## START Task material

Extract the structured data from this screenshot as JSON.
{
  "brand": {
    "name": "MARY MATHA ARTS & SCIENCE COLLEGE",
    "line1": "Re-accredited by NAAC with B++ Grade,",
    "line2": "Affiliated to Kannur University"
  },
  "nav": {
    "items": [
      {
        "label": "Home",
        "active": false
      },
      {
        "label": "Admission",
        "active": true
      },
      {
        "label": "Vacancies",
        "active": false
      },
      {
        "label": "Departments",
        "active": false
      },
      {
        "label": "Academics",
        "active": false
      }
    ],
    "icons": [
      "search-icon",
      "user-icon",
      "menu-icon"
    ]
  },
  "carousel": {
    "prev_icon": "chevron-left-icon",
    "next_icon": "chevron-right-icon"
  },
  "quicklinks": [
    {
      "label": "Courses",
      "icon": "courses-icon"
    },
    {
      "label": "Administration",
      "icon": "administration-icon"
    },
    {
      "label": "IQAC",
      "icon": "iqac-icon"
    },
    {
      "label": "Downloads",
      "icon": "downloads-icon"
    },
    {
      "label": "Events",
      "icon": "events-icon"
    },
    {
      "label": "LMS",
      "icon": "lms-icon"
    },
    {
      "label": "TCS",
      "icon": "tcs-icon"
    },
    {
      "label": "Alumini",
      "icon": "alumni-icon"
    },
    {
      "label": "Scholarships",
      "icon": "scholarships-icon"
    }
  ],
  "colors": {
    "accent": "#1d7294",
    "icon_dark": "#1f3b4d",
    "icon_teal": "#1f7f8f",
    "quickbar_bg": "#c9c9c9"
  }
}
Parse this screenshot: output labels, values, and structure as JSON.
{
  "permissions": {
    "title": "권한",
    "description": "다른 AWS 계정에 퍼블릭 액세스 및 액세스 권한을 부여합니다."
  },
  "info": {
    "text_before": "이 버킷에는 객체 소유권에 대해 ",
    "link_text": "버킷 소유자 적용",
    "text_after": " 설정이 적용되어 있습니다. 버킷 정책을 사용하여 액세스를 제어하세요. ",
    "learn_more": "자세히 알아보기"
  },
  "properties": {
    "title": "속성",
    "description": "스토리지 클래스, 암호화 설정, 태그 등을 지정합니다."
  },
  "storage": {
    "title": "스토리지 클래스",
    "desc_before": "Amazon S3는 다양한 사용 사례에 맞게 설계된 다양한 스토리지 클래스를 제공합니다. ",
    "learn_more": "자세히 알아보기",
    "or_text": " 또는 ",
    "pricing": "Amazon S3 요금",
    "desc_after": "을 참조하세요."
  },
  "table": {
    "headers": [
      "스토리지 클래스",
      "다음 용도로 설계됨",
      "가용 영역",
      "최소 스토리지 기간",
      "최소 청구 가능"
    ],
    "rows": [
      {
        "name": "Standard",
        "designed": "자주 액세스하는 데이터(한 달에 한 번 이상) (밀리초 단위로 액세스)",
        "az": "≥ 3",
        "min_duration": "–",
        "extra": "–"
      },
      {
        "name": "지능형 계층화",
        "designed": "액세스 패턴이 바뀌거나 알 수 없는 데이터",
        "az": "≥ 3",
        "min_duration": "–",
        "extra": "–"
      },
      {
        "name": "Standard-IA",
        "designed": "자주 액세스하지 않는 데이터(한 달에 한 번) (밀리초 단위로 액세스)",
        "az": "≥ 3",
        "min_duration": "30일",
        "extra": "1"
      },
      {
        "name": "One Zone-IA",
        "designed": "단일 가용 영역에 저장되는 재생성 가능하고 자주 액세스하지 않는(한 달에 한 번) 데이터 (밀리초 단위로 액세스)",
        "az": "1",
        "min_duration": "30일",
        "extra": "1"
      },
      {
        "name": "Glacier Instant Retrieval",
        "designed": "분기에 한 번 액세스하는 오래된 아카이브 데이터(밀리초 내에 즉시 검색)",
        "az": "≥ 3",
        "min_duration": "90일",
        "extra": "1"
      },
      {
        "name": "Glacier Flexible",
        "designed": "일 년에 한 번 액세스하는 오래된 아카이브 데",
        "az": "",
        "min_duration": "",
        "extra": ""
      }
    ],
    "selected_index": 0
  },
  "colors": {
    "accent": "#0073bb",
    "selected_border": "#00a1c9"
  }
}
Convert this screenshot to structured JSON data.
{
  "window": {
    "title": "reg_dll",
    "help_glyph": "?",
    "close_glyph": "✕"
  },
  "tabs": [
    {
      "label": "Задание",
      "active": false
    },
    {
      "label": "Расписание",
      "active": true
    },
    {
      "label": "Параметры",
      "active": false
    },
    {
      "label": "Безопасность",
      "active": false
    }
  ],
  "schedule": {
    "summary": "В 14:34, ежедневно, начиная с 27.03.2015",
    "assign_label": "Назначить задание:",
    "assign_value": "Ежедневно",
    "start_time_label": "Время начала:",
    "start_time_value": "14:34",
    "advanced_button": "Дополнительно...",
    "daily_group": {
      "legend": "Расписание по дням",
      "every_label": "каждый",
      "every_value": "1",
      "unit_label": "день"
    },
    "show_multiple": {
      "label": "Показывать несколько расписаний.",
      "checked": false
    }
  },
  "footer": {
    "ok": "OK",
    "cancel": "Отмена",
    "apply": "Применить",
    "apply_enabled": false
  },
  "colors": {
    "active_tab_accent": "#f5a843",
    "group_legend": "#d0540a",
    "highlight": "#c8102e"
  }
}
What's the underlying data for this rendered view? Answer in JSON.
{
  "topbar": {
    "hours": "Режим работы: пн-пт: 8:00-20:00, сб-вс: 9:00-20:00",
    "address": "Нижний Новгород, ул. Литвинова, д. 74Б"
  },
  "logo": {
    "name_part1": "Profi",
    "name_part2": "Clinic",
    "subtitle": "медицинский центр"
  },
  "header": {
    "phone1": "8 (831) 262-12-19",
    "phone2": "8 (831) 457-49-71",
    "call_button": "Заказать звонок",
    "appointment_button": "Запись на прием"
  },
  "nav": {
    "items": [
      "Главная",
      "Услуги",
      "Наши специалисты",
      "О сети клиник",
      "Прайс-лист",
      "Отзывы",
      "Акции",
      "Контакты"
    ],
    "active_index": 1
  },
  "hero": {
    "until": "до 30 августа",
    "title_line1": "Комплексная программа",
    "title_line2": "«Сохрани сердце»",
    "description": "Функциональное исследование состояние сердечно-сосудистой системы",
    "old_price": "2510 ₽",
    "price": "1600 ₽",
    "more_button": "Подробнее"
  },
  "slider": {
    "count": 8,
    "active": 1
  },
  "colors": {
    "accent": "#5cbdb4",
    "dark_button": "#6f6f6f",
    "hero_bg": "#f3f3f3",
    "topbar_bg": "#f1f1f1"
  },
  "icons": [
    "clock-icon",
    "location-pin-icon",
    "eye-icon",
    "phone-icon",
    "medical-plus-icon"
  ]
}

## END Task material

◆ **Exercise brief**:
Give the data again, exactly as it stands.

◆ **Response to the task**:
Extract the structured data from this screenshot as JSON.
{
  "brand": {
    "name": "MARY MATHA ARTS & SCIENCE COLLEGE",
    "line1": "Re-accredited by NAAC with B++ Grade,",
    "line2": "Affiliated to Kannur University"
  },
  "nav": {
    "items": [
      {
        "label": "Home",
        "active": false
      },
      {
        "label": "Admission",
        "active": true
      },
      {
        "label": "Vacancies",
        "active": false
      },
      {
        "label": "Departments",
        "active": false
      },
      {
        "label": "Academics",
        "active": false
      }
    ],
    "icons": [
      "search-icon",
      "user-icon",
      "menu-icon"
    ]
  },
  "carousel": {
    "prev_icon": "chevron-left-icon",
    "next_icon": "chevron-right-icon"
  },
  "quicklinks": [
    {
      "label": "Courses",
      "icon": "courses-icon"
    },
    {
      "label": "Administration",
      "icon": "administration-icon"
    },
    {
      "label": "IQAC",
      "icon": "iqac-icon"
    },
    {
      "label": "Downloads",
      "icon": "downloads-icon"
    },
    {
      "label": "Events",
      "icon": "events-icon"
    },
    {
      "label": "LMS",
      "icon": "lms-icon"
    },
    {
      "label": "TCS",
      "icon": "tcs-icon"
    },
    {
      "label": "Alumini",
      "icon": "alumni-icon"
    },
    {
      "label": "Scholarships",
      "icon": "scholarships-icon"
    }
  ],
  "colors": {
    "accent": "#1d7294",
    "icon_dark": "#1f3b4d",
    "icon_teal": "#1f7f8f",
    "quickbar_bg": "#c9c9c9"
  }
}
Parse this screenshot: output labels, values, and structure as JSON.
{
  "permissions": {
    "title": "권한",
    "description": "다른 AWS 계정에 퍼블릭 액세스 및 액세스 권한을 부여합니다."
  },
  "info": {
    "text_before": "이 버킷에는 객체 소유권에 대해 ",
    "link_text": "버킷 소유자 적용",
    "text_after": " 설정이 적용되어 있습니다. 버킷 정책을 사용하여 액세스를 제어하세요. ",
    "learn_more": "자세히 알아보기"
  },
  "properties": {
    "title": "속성",
    "description": "스토리지 클래스, 암호화 설정, 태그 등을 지정합니다."
  },
  "storage": {
    "title": "스토리지 클래스",
    "desc_before": "Amazon S3는 다양한 사용 사례에 맞게 설계된 다양한 스토리지 클래스를 제공합니다. ",
    "learn_more": "자세히 알아보기",
    "or_text": " 또는 ",
    "pricing": "Amazon S3 요금",
    "desc_after": "을 참조하세요."
  },
  "table": {
    "headers": [
      "스토리지 클래스",
      "다음 용도로 설계됨",
      "가용 영역",
      "최소 스토리지 기간",
      "최소 청구 가능"
    ],
    "rows": [
      {
        "name": "Standard",
        "designed": "자주 액세스하는 데이터(한 달에 한 번 이상) (밀리초 단위로 액세스)",
        "az": "≥ 3",
        "min_duration": "–",
        "extra": "–"
      },
      {
        "name": "지능형 계층화",
        "designed": "액세스 패턴이 바뀌거나 알 수 없는 데이터",
        "az": "≥ 3",
        "min_duration": "–",
        "extra": "–"
      },
      {
        "name": "Standard-IA",
        "designed": "자주 액세스하지 않는 데이터(한 달에 한 번) (밀리초 단위로 액세스)",
        "az": "≥ 3",
        "min_duration": "30일",
        "extra": "1"
      },
      {
        "name": "One Zone-IA",
        "designed": "단일 가용 영역에 저장되는 재생성 가능하고 자주 액세스하지 않는(한 달에 한 번) 데이터 (밀리초 단위로 액세스)",
        "az": "1",
        "min_duration": "30일",
        "extra": "1"
      },
      {
        "name": "Glacier Instant Retrieval",
        "designed": "분기에 한 번 액세스하는 오래된 아카이브 데이터(밀리초 내에 즉시 검색)",
        "az": "≥ 3",
        "min_duration": "90일",
        "extra": "1"
      },
      {
        "name": "Glacier Flexible",
        "designed": "일 년에 한 번 액세스하는 오래된 아카이브 데",
        "az": "",
        "min_duration": "",
        "extra": ""
      }
    ],
    "selected_index": 0
  },
  "colors": {
    "accent": "#0073bb",
    "selected_border": "#00a1c9"
  }
}
Convert this screenshot to structured JSON data.
{
  "window": {
    "title": "reg_dll",
    "help_glyph": "?",
    "close_glyph": "✕"
  },
  "tabs": [
    {
      "label": "Задание",
      "active": false
    },
    {
      "label": "Расписание",
      "active": true
    },
    {
      "label": "Параметры",
      "active": false
    },
    {
      "label": "Безопасность",
      "active": false
    }
  ],
  "schedule": {
    "summary": "В 14:34, ежедневно, начиная с 27.03.2015",
    "assign_label": "Назначить задание:",
    "assign_value": "Ежедневно",
    "start_time_label": "Время начала:",
    "start_time_value": "14:34",
    "advanced_button": "Дополнительно...",
    "daily_group": {
      "legend": "Расписание по дням",
      "every_label": "каждый",
      "every_value": "1",
      "unit_label": "день"
    },
    "show_multiple": {
      "label": "Показывать несколько расписаний.",
      "checked": false
    }
  },
  "footer": {
    "ok": "OK",
    "cancel": "Отмена",
    "apply": "Применить",
    "apply_enabled": false
  },
  "colors": {
    "active_tab_accent": "#f5a843",
    "group_legend": "#d0540a",
    "highlight": "#c8102e"
  }
}
What's the underlying data for this rendered view? Answer in JSON.
{
  "topbar": {
    "hours": "Режим работы: пн-пт: 8:00-20:00, сб-вс: 9:00-20:00",
    "address": "Нижний Новгород, ул. Литвинова, д. 74Б"
  },
  "logo": {
    "name_part1": "Profi",
    "name_part2": "Clinic",
    "subtitle": "медицинский центр"
  },
  "header": {
    "phone1": "8 (831) 262-12-19",
    "phone2": "8 (831) 457-49-71",
    "call_button": "Заказать звонок",
    "appointment_button": "Запись на прием"
  },
  "nav": {
    "items": [
      "Главная",
      "Услуги",
      "Наши специалисты",
      "О сети клиник",
      "Прайс-лист",
      "Отзывы",
      "Акции",
      "Контакты"
    ],
    "active_index": 1
  },
  "hero": {
    "until": "до 30 августа",
    "title_line1": "Комплексная программа",
    "title_line2": "«Сохрани сердце»",
    "description": "Функциональное исследование состояние сердечно-сосудистой системы",
    "old_price": "2510 ₽",
    "price": "1600 ₽",
    "more_button": "Подробнее"
  },
  "slider": {
    "count": 8,
    "active": 1
  },
  "colors": {
    "accent": "#5cbdb4",
    "dark_button": "#6f6f6f",
    "hero_bg": "#f3f3f3",
    "topbar_bg": "#f1f1f1"
  },
  "icons": [
    "clock-icon",
    "location-pin-icon",
    "eye-icon",
    "phone-icon",
    "medical-plus-icon"
  ]
}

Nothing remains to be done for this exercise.